Exercise. Pick out every line in the data below that holds "name".

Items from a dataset
>> begin

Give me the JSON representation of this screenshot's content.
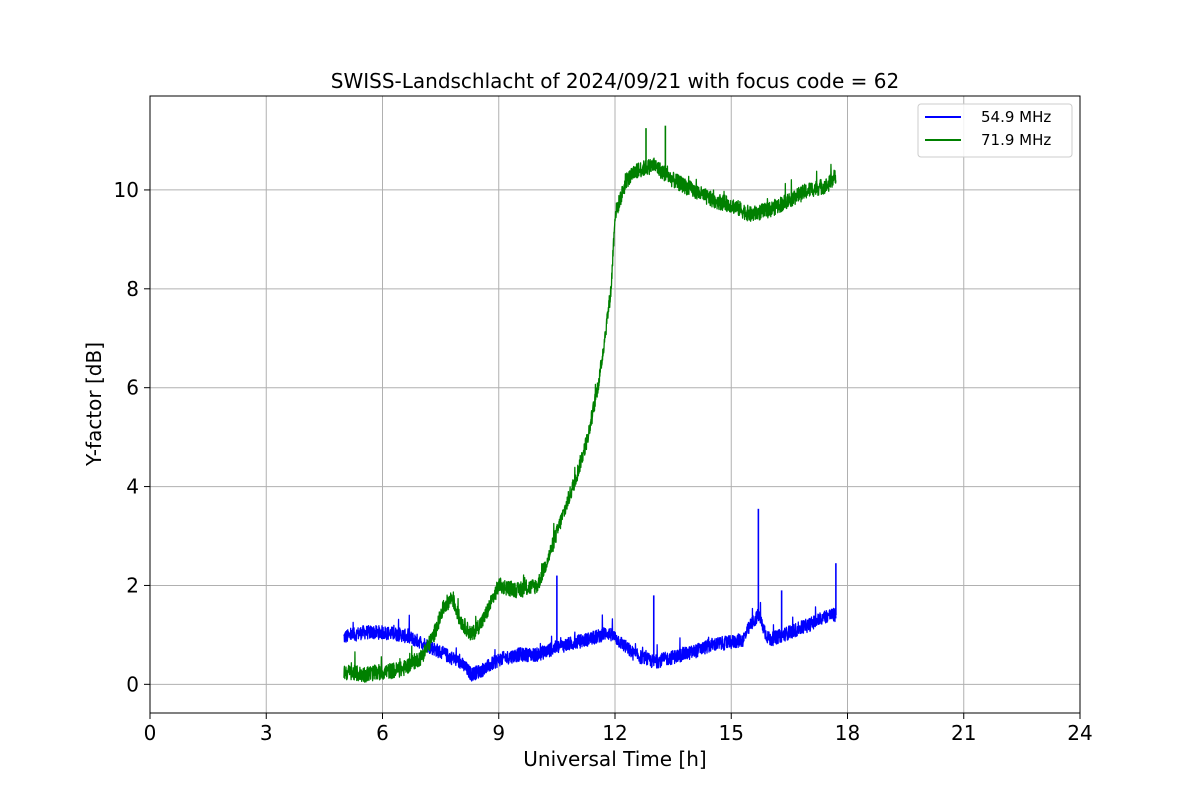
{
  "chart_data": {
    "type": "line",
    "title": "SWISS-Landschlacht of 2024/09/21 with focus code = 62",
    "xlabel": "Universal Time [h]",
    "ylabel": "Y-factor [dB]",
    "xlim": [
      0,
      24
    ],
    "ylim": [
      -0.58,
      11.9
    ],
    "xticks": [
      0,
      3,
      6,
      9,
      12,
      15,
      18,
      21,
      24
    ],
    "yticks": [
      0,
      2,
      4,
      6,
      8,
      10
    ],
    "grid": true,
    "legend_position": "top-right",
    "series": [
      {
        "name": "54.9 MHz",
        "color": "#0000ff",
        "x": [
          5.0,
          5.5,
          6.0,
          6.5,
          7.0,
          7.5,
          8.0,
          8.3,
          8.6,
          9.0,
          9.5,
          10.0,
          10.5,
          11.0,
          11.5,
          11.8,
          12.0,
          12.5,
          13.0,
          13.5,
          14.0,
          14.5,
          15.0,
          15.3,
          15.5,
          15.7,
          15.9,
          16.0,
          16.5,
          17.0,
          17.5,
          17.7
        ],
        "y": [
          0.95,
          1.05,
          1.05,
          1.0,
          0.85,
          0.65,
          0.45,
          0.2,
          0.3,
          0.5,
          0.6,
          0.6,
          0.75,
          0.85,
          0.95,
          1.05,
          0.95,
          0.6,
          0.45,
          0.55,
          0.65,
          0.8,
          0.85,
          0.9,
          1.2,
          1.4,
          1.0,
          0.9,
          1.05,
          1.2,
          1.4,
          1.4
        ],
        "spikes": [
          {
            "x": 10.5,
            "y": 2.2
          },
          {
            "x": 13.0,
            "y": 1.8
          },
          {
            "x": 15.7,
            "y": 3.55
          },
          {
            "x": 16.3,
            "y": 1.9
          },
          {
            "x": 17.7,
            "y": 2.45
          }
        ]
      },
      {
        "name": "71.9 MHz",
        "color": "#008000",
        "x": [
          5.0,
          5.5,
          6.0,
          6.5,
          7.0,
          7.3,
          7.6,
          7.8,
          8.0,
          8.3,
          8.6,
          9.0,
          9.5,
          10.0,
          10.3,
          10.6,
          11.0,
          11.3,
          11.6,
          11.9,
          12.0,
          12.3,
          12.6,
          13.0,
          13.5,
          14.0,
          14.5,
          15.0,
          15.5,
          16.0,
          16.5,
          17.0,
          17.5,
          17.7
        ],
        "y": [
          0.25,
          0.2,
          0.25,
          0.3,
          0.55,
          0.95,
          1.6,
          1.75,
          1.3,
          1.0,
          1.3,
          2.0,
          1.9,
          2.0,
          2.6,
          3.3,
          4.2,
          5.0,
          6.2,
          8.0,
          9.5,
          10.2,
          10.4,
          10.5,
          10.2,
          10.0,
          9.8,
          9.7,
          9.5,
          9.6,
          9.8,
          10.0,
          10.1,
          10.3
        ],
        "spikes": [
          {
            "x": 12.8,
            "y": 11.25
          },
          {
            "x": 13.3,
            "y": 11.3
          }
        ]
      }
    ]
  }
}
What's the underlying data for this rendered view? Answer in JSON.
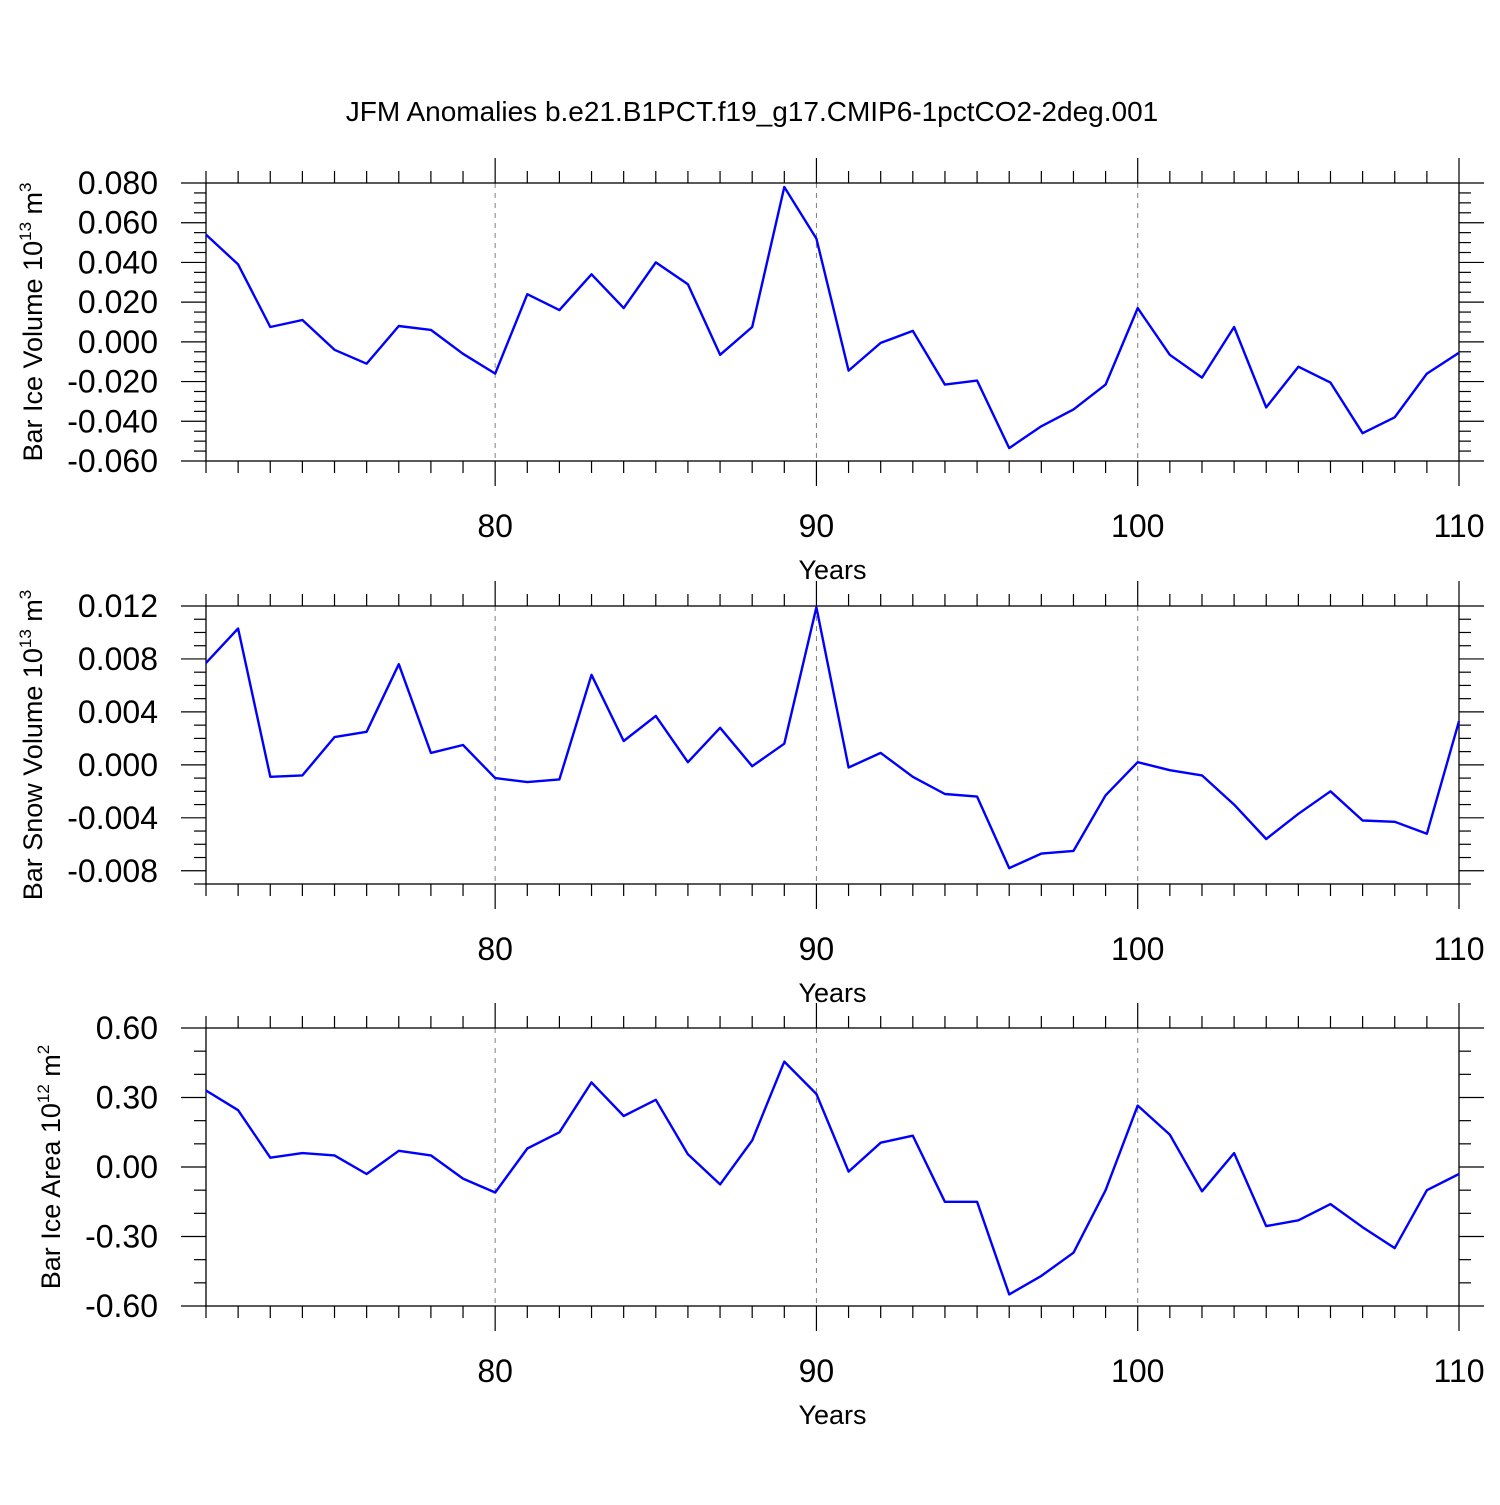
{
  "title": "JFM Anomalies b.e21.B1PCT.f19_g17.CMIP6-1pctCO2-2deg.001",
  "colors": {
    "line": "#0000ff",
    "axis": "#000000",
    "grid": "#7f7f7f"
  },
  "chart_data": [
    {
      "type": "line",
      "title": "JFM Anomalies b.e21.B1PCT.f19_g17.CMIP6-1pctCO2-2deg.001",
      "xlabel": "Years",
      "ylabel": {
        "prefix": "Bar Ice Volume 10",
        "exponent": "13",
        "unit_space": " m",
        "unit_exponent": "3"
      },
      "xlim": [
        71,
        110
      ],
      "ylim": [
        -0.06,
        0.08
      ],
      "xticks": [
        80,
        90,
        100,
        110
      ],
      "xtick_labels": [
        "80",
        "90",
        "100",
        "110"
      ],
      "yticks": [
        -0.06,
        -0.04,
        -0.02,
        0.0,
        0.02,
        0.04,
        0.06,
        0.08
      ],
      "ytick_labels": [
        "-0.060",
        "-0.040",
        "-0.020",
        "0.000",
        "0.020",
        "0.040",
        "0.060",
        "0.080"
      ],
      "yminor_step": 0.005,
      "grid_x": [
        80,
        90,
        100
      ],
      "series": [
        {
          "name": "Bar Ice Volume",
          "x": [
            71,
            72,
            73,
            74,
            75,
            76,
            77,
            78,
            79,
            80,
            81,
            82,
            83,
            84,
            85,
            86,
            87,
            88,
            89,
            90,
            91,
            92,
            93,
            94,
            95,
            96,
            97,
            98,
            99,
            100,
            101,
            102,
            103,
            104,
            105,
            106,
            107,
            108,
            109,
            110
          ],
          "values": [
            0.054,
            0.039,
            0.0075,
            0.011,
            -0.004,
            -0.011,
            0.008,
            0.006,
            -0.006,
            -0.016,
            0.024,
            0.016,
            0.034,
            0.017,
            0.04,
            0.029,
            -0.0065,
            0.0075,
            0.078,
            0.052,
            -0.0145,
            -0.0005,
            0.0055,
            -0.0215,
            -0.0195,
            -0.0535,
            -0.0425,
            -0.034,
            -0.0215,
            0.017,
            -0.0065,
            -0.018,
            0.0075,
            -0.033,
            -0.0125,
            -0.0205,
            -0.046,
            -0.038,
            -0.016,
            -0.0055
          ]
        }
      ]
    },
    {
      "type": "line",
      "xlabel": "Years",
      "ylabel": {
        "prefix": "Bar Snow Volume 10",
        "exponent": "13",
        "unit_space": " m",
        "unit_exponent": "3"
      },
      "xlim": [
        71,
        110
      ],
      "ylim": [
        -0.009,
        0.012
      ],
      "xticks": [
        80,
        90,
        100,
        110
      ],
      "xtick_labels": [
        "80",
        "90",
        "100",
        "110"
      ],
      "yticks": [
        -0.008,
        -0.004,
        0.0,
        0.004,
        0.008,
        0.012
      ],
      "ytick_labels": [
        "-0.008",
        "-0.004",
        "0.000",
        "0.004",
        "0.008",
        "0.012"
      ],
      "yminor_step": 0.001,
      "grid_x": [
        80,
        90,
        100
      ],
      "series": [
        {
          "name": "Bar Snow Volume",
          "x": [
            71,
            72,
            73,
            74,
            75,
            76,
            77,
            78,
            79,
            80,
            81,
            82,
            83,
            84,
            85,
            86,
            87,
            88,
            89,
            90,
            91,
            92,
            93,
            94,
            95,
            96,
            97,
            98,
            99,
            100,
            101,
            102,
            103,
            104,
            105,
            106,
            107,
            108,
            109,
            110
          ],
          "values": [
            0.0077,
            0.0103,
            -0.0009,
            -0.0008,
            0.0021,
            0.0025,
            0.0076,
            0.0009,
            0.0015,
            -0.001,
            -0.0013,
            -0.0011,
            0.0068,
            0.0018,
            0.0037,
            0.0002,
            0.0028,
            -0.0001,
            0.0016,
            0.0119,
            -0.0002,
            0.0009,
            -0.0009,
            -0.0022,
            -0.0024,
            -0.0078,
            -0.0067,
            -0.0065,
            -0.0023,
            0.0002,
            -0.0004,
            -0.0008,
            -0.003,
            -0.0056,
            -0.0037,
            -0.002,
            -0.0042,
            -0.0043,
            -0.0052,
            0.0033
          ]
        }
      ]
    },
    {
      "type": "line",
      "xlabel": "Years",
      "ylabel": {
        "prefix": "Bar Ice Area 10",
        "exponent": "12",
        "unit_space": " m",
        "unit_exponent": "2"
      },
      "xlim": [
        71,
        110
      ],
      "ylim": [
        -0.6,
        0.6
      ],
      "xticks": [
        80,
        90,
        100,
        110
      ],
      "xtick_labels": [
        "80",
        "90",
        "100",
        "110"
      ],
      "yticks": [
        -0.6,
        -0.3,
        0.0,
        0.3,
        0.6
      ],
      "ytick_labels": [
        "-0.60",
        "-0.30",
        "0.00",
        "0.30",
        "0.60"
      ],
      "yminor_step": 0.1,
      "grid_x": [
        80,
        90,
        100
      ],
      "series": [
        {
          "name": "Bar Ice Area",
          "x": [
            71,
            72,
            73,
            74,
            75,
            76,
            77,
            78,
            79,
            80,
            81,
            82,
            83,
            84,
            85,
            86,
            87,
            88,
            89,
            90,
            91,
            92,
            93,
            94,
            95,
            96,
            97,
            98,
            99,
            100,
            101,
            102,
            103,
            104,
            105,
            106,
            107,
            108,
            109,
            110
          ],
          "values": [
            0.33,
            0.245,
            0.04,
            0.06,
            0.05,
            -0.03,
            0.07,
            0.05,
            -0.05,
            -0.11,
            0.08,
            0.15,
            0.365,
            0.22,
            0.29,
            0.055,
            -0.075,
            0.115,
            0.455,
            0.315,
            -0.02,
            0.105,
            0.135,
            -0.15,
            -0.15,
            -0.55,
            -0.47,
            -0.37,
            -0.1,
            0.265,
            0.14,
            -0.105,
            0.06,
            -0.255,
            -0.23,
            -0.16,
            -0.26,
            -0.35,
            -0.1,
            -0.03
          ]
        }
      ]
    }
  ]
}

>> end

Output of the exercise.
        "name": "54.9 MHz",
        "name": "71.9 MHz",
          "name": "Bar Ice Volume",
          "name": "Bar Snow Volume",
          "name": "Bar Ice Area",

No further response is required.